Show all lines of the listing that hold the word "lower".

Records from a collection of figures
+++

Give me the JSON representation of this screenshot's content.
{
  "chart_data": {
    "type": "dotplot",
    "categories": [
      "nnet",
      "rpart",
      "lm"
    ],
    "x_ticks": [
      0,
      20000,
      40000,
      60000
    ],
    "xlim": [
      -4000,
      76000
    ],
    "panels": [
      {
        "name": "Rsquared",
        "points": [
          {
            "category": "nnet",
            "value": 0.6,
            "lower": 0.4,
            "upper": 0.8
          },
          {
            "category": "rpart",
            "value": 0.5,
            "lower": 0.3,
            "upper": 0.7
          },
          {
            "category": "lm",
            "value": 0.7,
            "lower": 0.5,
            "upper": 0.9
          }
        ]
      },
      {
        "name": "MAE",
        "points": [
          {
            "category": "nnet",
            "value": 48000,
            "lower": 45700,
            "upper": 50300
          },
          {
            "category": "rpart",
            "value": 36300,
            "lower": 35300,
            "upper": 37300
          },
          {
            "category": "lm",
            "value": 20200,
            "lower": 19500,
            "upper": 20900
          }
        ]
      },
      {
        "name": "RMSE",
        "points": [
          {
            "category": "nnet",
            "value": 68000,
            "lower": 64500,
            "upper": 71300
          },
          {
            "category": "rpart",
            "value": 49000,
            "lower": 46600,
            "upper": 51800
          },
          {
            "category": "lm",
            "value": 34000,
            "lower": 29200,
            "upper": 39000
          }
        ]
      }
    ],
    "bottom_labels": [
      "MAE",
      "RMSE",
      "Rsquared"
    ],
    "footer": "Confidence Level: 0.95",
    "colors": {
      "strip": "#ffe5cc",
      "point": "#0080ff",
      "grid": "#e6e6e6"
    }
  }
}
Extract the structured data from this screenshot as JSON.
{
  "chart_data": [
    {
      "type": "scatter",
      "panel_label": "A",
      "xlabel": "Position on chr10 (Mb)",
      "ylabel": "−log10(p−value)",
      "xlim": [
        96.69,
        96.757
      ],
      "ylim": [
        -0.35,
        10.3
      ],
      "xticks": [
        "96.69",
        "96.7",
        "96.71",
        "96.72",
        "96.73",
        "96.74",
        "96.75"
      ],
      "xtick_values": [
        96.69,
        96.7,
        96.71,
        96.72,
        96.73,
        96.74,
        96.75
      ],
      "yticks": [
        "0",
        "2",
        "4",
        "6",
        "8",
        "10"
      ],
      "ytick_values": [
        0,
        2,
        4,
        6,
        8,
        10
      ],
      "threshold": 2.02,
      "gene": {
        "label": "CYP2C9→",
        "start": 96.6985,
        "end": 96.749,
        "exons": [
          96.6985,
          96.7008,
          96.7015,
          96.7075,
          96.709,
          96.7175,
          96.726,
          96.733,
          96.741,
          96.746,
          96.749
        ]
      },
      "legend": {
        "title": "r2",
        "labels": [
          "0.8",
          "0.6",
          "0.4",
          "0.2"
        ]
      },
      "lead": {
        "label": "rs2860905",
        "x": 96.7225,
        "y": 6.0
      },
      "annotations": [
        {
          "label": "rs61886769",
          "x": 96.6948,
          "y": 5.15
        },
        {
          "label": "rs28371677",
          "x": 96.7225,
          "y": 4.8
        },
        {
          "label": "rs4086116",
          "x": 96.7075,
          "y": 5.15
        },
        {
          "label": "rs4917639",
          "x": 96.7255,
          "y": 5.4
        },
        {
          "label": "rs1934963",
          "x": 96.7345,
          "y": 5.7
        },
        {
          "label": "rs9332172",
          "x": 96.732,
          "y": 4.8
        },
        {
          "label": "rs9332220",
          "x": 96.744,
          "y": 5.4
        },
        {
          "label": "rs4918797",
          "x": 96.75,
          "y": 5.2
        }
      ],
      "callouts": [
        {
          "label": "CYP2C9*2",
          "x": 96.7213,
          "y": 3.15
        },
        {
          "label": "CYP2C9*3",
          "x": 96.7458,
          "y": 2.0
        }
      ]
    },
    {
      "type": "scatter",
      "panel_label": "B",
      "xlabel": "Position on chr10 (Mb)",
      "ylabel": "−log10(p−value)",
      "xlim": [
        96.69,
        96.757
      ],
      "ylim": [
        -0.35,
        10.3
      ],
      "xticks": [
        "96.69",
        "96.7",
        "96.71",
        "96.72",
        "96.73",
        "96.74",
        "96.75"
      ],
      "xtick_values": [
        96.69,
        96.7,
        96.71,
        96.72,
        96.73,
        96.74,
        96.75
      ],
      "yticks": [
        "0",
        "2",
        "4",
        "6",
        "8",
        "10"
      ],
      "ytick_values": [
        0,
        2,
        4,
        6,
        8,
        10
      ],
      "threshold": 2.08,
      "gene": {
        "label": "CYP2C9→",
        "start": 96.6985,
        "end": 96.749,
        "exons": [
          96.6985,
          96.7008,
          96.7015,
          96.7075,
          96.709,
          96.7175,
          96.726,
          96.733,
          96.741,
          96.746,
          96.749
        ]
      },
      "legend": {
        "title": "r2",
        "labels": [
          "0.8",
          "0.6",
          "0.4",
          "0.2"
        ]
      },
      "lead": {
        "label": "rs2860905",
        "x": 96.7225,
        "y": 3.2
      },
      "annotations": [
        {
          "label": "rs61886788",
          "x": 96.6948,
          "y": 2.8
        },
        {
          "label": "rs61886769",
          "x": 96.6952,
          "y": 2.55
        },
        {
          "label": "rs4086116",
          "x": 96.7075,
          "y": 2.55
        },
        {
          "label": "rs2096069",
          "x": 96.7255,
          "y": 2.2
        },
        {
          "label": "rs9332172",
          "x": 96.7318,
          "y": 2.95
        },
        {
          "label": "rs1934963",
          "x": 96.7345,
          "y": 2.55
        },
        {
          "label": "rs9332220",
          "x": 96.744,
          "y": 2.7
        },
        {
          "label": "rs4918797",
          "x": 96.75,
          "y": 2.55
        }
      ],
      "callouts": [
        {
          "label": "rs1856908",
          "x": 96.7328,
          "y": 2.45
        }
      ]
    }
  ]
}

+++

Response to this exercise>
            "lower": 0.4,
            "lower": 0.3,
            "lower": 0.5,
            "lower": 45700,
            "lower": 35300,
            "lower": 19500,
            "lower": 64500,
            "lower": 46600,
            "lower": 29200,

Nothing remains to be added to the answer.